Using the information:
**1)** Answer these questions using the meta-analysis abstract, not the entries.
(a) How many studies were included in the meta-analysis?
(b) Which software was used to summarize the main results?
(c) In which country did the subgroup analysis find that RW significantly decreased circulating IL-6?
**2)** Rewrite the paragraph of the meta-analysis abstract beginning "The Preferred Reporting Items" as a bulleted list that keeps its main facts.
**3)** Extend the meta-analysis abstract with a few sentences that follow on from its final sentence.

Passage:
The Preferred Reporting Items for Systematic Reviews and Meta-Analyses 2020 (PRISMA) was followed in this study. The PubMed, Embase, Cochrane, Web of Science, SinoMed, EbscoHost, and ScienceDirect databases were searched. The risk of bias and quality of the included trials were assessed using the Cochrane Handbook. The main results are summarized in Stata 12.

Results:

Twelve studies were included in the meta-analysis. The results demonstrated that RW significantly decreased circulating intercellular cell adhesion molecule-1, vascular cell adhesion molecule-1 (VCAM-1), tumor necrosis factor-alpha (TNF-α), lymphocyte function-associated antigen-1, and Sialyl-Lewis X expression on the surface of monocytes in healthy subjects, but not in patients with CVD. Additionally, RW significantly decreased Sialyl-Lewis X but increased clusters of differentiation 40 (CD40) expressed on the surface of T lymphocytes and significantly decreased C-C chemokine receptor type 2 (CCR2) and very late activation antigen 4 (VLA-4) expressed on the surface of monocytes. Interestingly, subgroup analysis also found that RW significantly decreased circulating interleukin-6 (IL-6) in Spain but not in other countries, and significantly increased αMβ2 (Mac-1) in the group that had an intervention duration of less than 3 weeks.

Conclusions:

Moderate consumption of RW is more effective than WW in alleviating atherosclerosis-related inflammatory markers in healthy people rather than high-risk subjects for CVD, but this needs to be further confirmed by studies with larger sample sizes.

Stored records:
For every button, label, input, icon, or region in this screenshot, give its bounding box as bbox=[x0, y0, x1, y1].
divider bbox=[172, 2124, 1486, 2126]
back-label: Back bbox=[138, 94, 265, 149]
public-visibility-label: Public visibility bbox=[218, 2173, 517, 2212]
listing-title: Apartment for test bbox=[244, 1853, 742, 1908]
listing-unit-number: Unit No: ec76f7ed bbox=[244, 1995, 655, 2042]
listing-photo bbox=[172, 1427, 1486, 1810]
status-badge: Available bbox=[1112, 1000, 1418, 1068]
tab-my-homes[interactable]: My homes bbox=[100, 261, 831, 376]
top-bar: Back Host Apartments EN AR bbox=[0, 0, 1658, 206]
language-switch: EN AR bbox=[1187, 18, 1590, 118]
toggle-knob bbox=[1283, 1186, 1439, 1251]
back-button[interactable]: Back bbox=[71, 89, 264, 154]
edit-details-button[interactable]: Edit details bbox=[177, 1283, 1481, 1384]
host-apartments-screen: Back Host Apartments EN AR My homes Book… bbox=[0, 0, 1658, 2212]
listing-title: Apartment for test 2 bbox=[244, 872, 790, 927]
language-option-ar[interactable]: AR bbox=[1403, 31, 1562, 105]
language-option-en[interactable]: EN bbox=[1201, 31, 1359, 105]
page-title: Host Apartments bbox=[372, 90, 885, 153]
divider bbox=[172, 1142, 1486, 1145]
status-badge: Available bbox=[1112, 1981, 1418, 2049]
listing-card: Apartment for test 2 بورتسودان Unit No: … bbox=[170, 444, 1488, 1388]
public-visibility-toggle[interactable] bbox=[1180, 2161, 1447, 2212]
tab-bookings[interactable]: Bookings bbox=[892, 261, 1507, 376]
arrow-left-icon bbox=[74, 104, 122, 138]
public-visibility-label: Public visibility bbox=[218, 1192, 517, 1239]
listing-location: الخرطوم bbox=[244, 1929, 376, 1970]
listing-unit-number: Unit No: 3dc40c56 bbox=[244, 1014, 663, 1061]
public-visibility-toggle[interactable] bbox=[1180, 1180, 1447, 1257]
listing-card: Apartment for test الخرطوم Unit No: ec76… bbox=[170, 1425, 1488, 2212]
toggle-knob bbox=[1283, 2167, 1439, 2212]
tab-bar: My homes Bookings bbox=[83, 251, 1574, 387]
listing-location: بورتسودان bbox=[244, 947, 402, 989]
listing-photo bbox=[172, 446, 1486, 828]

Expected results:
**1)**
(a) Twelve.
(b) Stata 12.
(c) Spain.

**2)**
- Reporting guideline: PRISMA 2020 was followed.
- Databases searched: PubMed, Embase, Cochrane, Web of Science, SinoMed, EbscoHost, and ScienceDirect.
- Risk of bias and trial quality: assessed with the Cochrane Handbook.
- Main results: summarized in Stata 12.

**3)**
1. Introduction

Atherosclerosis (AS) is the leading cause of death from cardiovascular diseases (CVD) worldwide and is characterized by inflammation of larger arteries.^[1] Endothelial injury is a sign of the onset and progression of AS and can be caused by the release of cell adhesion molecules, such as lymphocyte function-associated antigen-1 (LFA-1), very late activation antigen 4 (VLA-4), C-C chemokine receptor type 2 (CCR2), vascular cell adhesion molecule-1 (VCAM-1), intercellular cell adhesion molecule-1 (ICAM-1), and monocyte chemotactic protein-1 (MCP-1).^[2-4] Mature and differentiated monocytes then produce high levels of inflammatory factors, such as interleukin-6 (IL-6), tumor necrosis factor-alpha (TNF-α), c-response protein (CRP), and interleukin-10 (IL-10), leading to the development of AS.^[5] Thus, preventing cell adhesion and decreasing inflammatory biomarkers are considered effective methods for preventing AS.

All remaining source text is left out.